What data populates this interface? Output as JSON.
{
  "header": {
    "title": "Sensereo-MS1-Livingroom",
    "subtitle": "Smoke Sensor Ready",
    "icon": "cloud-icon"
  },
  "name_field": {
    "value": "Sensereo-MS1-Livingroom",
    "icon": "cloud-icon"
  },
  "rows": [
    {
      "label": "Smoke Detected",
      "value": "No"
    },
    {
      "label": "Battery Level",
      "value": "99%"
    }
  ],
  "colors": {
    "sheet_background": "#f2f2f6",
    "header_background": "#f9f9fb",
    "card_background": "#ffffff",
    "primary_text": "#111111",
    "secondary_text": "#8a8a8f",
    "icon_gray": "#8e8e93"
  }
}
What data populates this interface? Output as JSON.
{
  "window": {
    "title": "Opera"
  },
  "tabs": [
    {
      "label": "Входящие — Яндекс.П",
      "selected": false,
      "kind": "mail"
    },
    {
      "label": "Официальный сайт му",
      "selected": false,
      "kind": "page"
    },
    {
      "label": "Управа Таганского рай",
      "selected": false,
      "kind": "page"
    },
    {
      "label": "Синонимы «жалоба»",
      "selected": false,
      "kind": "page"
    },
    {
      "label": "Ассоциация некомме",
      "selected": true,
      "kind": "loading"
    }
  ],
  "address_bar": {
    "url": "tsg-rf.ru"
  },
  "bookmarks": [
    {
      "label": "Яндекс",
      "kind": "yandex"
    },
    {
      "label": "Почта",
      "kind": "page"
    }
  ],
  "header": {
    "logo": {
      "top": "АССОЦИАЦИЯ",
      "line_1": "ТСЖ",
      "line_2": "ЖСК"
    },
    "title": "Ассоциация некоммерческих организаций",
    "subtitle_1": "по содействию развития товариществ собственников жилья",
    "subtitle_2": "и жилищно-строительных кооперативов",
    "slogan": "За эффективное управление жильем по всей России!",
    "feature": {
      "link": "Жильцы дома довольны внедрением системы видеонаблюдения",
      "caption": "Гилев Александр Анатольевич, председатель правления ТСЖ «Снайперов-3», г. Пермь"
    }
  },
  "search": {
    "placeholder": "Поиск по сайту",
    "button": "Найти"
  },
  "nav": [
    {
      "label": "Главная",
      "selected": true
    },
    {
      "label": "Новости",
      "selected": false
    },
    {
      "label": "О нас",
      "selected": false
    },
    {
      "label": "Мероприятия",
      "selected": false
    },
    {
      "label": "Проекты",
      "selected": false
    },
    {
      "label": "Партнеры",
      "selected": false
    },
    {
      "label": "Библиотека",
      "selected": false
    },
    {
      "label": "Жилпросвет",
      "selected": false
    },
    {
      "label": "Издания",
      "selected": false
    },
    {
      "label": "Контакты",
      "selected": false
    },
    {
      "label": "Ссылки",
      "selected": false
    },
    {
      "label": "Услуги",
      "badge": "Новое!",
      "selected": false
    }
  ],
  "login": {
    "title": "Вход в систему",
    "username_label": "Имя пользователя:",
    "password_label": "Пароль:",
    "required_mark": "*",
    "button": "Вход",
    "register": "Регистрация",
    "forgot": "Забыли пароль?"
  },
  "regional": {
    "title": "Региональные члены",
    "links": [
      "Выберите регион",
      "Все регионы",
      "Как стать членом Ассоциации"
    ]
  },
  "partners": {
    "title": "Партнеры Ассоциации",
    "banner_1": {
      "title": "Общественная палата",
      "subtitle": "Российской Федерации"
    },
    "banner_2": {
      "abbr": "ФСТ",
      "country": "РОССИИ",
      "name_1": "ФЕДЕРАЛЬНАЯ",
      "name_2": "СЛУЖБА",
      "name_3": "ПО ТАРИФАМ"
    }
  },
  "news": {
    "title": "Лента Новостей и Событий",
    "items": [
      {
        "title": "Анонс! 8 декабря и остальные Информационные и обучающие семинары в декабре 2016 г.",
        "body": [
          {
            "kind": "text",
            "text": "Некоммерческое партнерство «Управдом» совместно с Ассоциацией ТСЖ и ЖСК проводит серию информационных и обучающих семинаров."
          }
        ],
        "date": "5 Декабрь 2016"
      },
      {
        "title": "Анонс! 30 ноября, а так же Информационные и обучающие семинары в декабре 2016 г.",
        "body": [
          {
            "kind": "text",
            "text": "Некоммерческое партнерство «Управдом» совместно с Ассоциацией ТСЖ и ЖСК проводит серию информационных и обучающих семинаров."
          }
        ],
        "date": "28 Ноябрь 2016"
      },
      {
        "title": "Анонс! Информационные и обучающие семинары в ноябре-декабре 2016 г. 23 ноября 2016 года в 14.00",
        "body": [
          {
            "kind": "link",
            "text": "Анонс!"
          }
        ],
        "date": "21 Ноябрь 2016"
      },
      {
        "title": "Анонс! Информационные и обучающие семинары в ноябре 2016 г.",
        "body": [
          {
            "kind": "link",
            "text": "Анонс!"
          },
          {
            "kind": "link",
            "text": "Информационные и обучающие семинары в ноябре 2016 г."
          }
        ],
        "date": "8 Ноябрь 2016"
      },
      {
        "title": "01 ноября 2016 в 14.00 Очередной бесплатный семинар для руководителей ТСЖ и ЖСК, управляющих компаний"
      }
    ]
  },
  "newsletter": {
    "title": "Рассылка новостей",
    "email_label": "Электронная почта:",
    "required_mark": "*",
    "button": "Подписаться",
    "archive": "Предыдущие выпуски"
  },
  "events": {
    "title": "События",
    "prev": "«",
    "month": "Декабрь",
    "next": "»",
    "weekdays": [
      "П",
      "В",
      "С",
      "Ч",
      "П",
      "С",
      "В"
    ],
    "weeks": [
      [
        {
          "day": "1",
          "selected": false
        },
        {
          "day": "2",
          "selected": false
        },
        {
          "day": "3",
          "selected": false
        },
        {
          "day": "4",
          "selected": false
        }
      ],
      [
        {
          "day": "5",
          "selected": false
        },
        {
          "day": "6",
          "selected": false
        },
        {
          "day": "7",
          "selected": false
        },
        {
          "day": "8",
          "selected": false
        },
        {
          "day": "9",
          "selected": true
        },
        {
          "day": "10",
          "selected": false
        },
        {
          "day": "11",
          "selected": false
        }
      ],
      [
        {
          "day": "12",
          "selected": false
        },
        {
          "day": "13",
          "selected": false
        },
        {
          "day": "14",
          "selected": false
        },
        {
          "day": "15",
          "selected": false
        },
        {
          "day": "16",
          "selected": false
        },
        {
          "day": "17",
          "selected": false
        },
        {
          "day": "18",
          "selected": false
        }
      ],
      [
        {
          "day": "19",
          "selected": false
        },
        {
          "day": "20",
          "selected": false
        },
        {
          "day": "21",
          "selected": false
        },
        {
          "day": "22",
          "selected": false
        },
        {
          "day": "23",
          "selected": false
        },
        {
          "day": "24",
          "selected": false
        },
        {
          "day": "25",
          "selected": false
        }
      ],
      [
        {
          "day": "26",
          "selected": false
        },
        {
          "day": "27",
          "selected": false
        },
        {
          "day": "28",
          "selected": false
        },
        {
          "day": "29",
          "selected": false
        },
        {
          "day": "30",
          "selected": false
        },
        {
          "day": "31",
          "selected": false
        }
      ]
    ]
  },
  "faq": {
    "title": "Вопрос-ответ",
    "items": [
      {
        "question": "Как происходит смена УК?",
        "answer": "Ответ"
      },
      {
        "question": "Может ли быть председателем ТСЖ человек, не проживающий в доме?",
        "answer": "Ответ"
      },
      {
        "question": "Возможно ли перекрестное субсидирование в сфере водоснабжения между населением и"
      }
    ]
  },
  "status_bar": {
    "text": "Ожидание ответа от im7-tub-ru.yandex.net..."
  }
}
=====
Identify lines with the string "Ассоциации". Copy each one.

      "Как стать членом Ассоциации"
    "title": "Партнеры Ассоциации",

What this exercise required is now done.